## Begin Record set

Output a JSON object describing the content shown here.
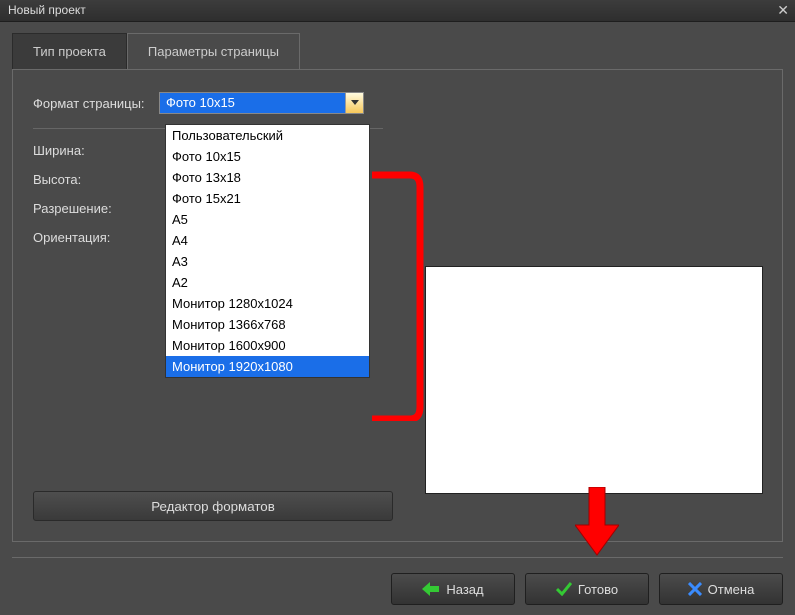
{
  "window": {
    "title": "Новый проект"
  },
  "tabs": {
    "project_type": "Тип проекта",
    "page_params": "Параметры страницы"
  },
  "form": {
    "page_format_label": "Формат страницы:",
    "width_label": "Ширина:",
    "height_label": "Высота:",
    "resolution_label": "Разрешение:",
    "orientation_label": "Ориентация:"
  },
  "combo": {
    "selected": "Фото 10x15",
    "options": [
      "Пользовательский",
      "Фото 10x15",
      "Фото 13x18",
      "Фото 15x21",
      "A5",
      "A4",
      "A3",
      "A2",
      "Монитор 1280x1024",
      "Монитор 1366x768",
      "Монитор 1600x900",
      "Монитор 1920x1080"
    ],
    "highlighted_index": 11
  },
  "buttons": {
    "editor": "Редактор форматов",
    "back": "Назад",
    "done": "Готово",
    "cancel": "Отмена"
  },
  "colors": {
    "annotation": "#ff0000",
    "highlight": "#1a6ee8"
  }
}
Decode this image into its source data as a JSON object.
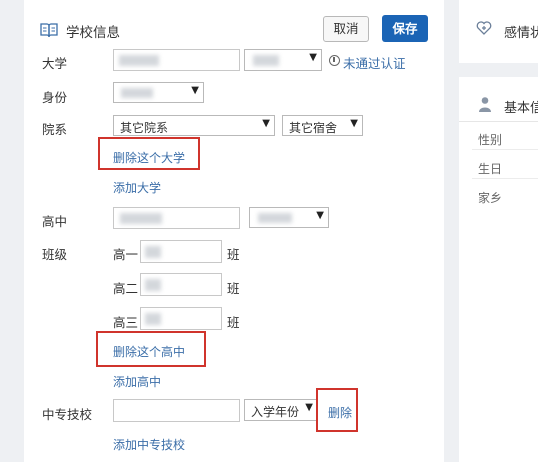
{
  "school_info": {
    "title": "学校信息",
    "cancel_label": "取消",
    "save_label": "保存",
    "university": {
      "label": "大学",
      "unverified": "未通过认证"
    },
    "identity": {
      "label": "身份"
    },
    "department": {
      "label": "院系",
      "dept_value": "其它院系",
      "dorm_value": "其它宿舍",
      "delete_label": "删除这个大学",
      "add_label": "添加大学"
    },
    "high_school": {
      "label": "高中",
      "delete_label": "删除这个高中",
      "add_label": "添加高中"
    },
    "classes": {
      "label": "班级",
      "rows": [
        {
          "grade": "高一",
          "suffix": "班"
        },
        {
          "grade": "高二",
          "suffix": "班"
        },
        {
          "grade": "高三",
          "suffix": "班"
        }
      ]
    },
    "vocational": {
      "label": "中专技校",
      "year_placeholder": "入学年份",
      "delete_label": "删除",
      "add_label": "添加中专技校"
    }
  },
  "right_panel": {
    "emotion_title": "感情状",
    "basic_title": "基本信",
    "fields": [
      "性别",
      "生日",
      "家乡"
    ]
  },
  "colors": {
    "accent": "#1b64b5",
    "link": "#3b6ea8",
    "highlight": "#d0342c"
  }
}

## End Record set

> _Prompt_
Without the pictures, output the full listing exactly as it stands.

> _Full response_
Output a JSON object describing the content shown here.
{
  "window": {
    "title": "Новый проект"
  },
  "tabs": {
    "project_type": "Тип проекта",
    "page_params": "Параметры страницы"
  },
  "form": {
    "page_format_label": "Формат страницы:",
    "width_label": "Ширина:",
    "height_label": "Высота:",
    "resolution_label": "Разрешение:",
    "orientation_label": "Ориентация:"
  },
  "combo": {
    "selected": "Фото 10x15",
    "options": [
      "Пользовательский",
      "Фото 10x15",
      "Фото 13x18",
      "Фото 15x21",
      "A5",
      "A4",
      "A3",
      "A2",
      "Монитор 1280x1024",
      "Монитор 1366x768",
      "Монитор 1600x900",
      "Монитор 1920x1080"
    ],
    "highlighted_index": 11
  },
  "buttons": {
    "editor": "Редактор форматов",
    "back": "Назад",
    "done": "Готово",
    "cancel": "Отмена"
  },
  "colors": {
    "annotation": "#ff0000",
    "highlight": "#1a6ee8"
  }
}
Decode this image into its source data as a JSON object.
{
  "school_info": {
    "title": "学校信息",
    "cancel_label": "取消",
    "save_label": "保存",
    "university": {
      "label": "大学",
      "unverified": "未通过认证"
    },
    "identity": {
      "label": "身份"
    },
    "department": {
      "label": "院系",
      "dept_value": "其它院系",
      "dorm_value": "其它宿舍",
      "delete_label": "删除这个大学",
      "add_label": "添加大学"
    },
    "high_school": {
      "label": "高中",
      "delete_label": "删除这个高中",
      "add_label": "添加高中"
    },
    "classes": {
      "label": "班级",
      "rows": [
        {
          "grade": "高一",
          "suffix": "班"
        },
        {
          "grade": "高二",
          "suffix": "班"
        },
        {
          "grade": "高三",
          "suffix": "班"
        }
      ]
    },
    "vocational": {
      "label": "中专技校",
      "year_placeholder": "入学年份",
      "delete_label": "删除",
      "add_label": "添加中专技校"
    }
  },
  "right_panel": {
    "emotion_title": "感情状",
    "basic_title": "基本信",
    "fields": [
      "性别",
      "生日",
      "家乡"
    ]
  },
  "colors": {
    "accent": "#1b64b5",
    "link": "#3b6ea8",
    "highlight": "#d0342c"
  }
}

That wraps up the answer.